Write out the entire listing below exactly as it appears, minus any pictures.

::::::::::

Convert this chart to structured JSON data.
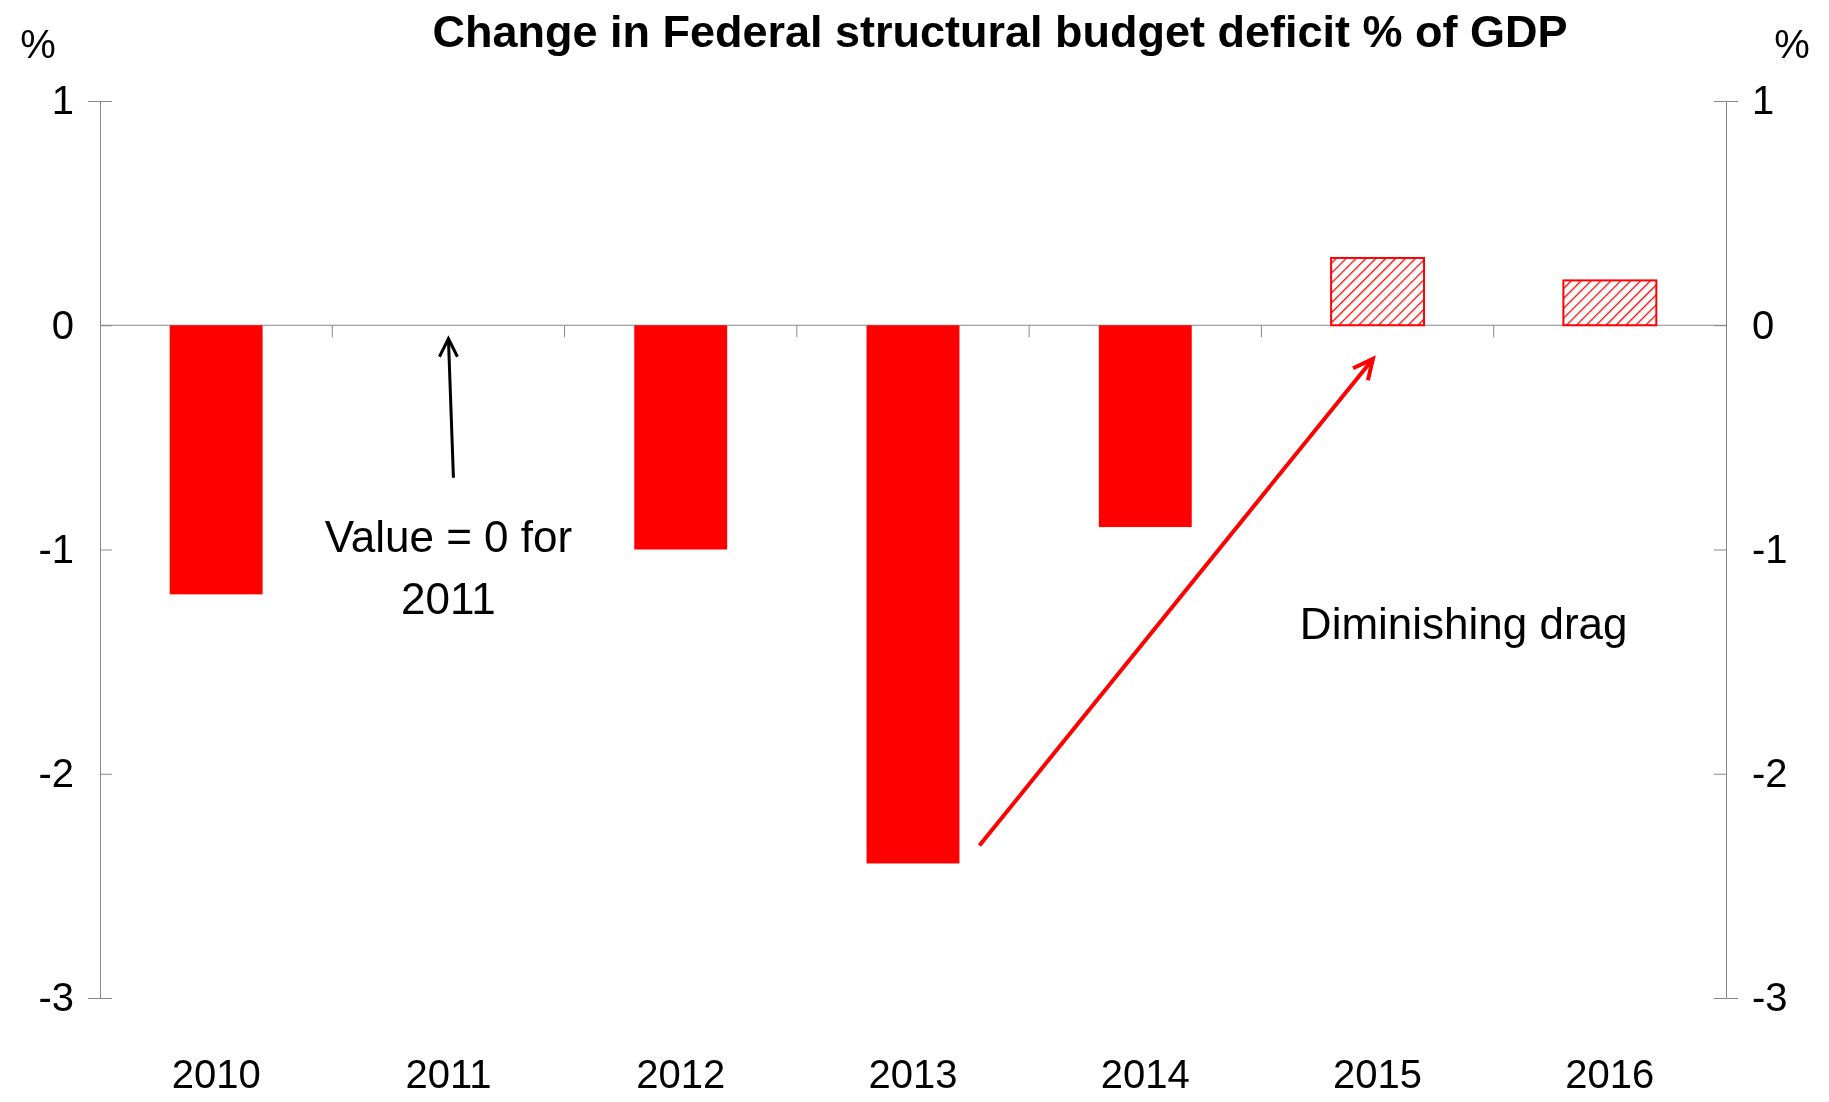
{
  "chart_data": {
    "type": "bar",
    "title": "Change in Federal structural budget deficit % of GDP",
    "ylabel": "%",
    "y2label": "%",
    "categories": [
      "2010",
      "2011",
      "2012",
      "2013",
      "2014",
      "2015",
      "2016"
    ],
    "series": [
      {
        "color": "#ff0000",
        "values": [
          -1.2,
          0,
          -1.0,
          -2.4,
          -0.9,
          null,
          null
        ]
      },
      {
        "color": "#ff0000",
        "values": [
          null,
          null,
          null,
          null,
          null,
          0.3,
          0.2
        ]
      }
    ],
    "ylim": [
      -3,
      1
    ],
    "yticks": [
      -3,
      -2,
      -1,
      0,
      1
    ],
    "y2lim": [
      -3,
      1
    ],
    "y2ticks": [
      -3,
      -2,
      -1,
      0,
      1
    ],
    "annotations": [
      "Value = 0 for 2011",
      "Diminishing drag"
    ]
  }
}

::::::::::

(Right answer):
Convert this chart to structured JSON data.
{
  "chart_data": {
    "type": "bar",
    "title": "Change in Federal structural budget deficit % of GDP",
    "ylabel": "%",
    "y2label": "%",
    "categories": [
      "2010",
      "2011",
      "2012",
      "2013",
      "2014",
      "2015",
      "2016"
    ],
    "series": [
      {
        "color": "#ff0000",
        "values": [
          -1.2,
          0,
          -1.0,
          -2.4,
          -0.9,
          null,
          null
        ]
      },
      {
        "color": "#ff0000",
        "values": [
          null,
          null,
          null,
          null,
          null,
          0.3,
          0.2
        ]
      }
    ],
    "ylim": [
      -3,
      1
    ],
    "yticks": [
      -3,
      -2,
      -1,
      0,
      1
    ],
    "y2lim": [
      -3,
      1
    ],
    "y2ticks": [
      -3,
      -2,
      -1,
      0,
      1
    ],
    "annotations": [
      "Value = 0 for 2011",
      "Diminishing drag"
    ]
  }
}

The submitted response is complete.